→ Data to use
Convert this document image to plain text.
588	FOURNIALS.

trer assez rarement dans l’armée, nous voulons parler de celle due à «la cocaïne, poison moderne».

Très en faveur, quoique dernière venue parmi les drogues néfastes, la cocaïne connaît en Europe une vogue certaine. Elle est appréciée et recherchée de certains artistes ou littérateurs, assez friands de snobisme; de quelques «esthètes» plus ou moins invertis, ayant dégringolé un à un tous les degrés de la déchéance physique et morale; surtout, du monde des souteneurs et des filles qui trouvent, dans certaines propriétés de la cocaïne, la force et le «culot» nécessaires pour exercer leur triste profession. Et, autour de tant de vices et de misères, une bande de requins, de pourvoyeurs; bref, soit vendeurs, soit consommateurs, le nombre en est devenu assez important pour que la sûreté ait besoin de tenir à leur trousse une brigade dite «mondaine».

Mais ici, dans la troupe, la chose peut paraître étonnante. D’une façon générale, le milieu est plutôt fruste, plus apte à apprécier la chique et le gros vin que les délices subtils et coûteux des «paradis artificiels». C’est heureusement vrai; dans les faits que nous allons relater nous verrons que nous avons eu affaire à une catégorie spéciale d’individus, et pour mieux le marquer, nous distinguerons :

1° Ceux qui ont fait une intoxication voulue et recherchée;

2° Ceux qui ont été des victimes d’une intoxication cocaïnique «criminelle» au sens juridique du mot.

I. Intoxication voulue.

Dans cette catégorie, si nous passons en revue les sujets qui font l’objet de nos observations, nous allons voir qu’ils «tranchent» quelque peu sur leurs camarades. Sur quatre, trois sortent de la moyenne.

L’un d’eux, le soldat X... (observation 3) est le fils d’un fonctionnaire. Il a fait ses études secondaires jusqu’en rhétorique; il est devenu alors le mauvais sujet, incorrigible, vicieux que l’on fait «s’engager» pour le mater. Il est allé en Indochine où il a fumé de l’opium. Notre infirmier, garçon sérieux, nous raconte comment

→ Task goal
From the listing above, reproduce all the lines exactly.

→ Response
Convert this document image to plain text.
588	FOURNIALS.

trer assez rarement dans l’armée, nous voulons parler de celle due à «la cocaïne, poison moderne».

Très en faveur, quoique dernière venue parmi les drogues néfastes, la cocaïne connaît en Europe une vogue certaine. Elle est appréciée et recherchée de certains artistes ou littérateurs, assez friands de snobisme; de quelques «esthètes» plus ou moins invertis, ayant dégringolé un à un tous les degrés de la déchéance physique et morale; surtout, du monde des souteneurs et des filles qui trouvent, dans certaines propriétés de la cocaïne, la force et le «culot» nécessaires pour exercer leur triste profession. Et, autour de tant de vices et de misères, une bande de requins, de pourvoyeurs; bref, soit vendeurs, soit consommateurs, le nombre en est devenu assez important pour que la sûreté ait besoin de tenir à leur trousse une brigade dite «mondaine».

Mais ici, dans la troupe, la chose peut paraître étonnante. D’une façon générale, le milieu est plutôt fruste, plus apte à apprécier la chique et le gros vin que les délices subtils et coûteux des «paradis artificiels». C’est heureusement vrai; dans les faits que nous allons relater nous verrons que nous avons eu affaire à une catégorie spéciale d’individus, et pour mieux le marquer, nous distinguerons :

1° Ceux qui ont fait une intoxication voulue et recherchée;

2° Ceux qui ont été des victimes d’une intoxication cocaïnique «criminelle» au sens juridique du mot.

I. Intoxication voulue.

Dans cette catégorie, si nous passons en revue les sujets qui font l’objet de nos observations, nous allons voir qu’ils «tranchent» quelque peu sur leurs camarades. Sur quatre, trois sortent de la moyenne.

L’un d’eux, le soldat X... (observation 3) est le fils d’un fonctionnaire. Il a fait ses études secondaires jusqu’en rhétorique; il est devenu alors le mauvais sujet, incorrigible, vicieux que l’on fait «s’engager» pour le mater. Il est allé en Indochine où il a fumé de l’opium. Notre infirmier, garçon sérieux, nous raconte comment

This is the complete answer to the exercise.